DIRECTIONS FOR THIS TASK =>
Retype the material below. Keep every word exactly as it is.

LISTED ENTRIES =>

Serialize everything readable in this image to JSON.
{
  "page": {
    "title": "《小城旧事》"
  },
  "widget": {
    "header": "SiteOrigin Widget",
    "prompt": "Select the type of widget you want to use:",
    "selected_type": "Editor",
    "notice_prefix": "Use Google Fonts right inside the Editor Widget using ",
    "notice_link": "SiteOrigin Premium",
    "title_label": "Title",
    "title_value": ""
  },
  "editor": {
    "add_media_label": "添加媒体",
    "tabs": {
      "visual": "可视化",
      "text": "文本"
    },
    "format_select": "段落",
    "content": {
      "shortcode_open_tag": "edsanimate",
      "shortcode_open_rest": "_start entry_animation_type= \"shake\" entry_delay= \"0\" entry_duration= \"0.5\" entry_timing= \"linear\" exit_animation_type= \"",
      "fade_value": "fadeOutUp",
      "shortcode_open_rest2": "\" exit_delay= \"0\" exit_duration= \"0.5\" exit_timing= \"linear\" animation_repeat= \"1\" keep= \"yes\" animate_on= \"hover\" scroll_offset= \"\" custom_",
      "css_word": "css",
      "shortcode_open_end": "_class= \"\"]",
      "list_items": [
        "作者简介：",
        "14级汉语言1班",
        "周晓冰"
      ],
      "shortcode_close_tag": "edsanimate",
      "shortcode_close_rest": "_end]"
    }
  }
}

TASK RESULT =>
Serialize everything readable in this image to JSON.
{
  "page": {
    "title": "《小城旧事》"
  },
  "widget": {
    "header": "SiteOrigin Widget",
    "prompt": "Select the type of widget you want to use:",
    "selected_type": "Editor",
    "notice_prefix": "Use Google Fonts right inside the Editor Widget using ",
    "notice_link": "SiteOrigin Premium",
    "title_label": "Title",
    "title_value": ""
  },
  "editor": {
    "add_media_label": "添加媒体",
    "tabs": {
      "visual": "可视化",
      "text": "文本"
    },
    "format_select": "段落",
    "content": {
      "shortcode_open_tag": "edsanimate",
      "shortcode_open_rest": "_start entry_animation_type= \"shake\" entry_delay= \"0\" entry_duration= \"0.5\" entry_timing= \"linear\" exit_animation_type= \"",
      "fade_value": "fadeOutUp",
      "shortcode_open_rest2": "\" exit_delay= \"0\" exit_duration= \"0.5\" exit_timing= \"linear\" animation_repeat= \"1\" keep= \"yes\" animate_on= \"hover\" scroll_offset= \"\" custom_",
      "css_word": "css",
      "shortcode_open_end": "_class= \"\"]",
      "list_items": [
        "作者简介：",
        "14级汉语言1班",
        "周晓冰"
      ],
      "shortcode_close_tag": "edsanimate",
      "shortcode_close_rest": "_end]"
    }
  }
}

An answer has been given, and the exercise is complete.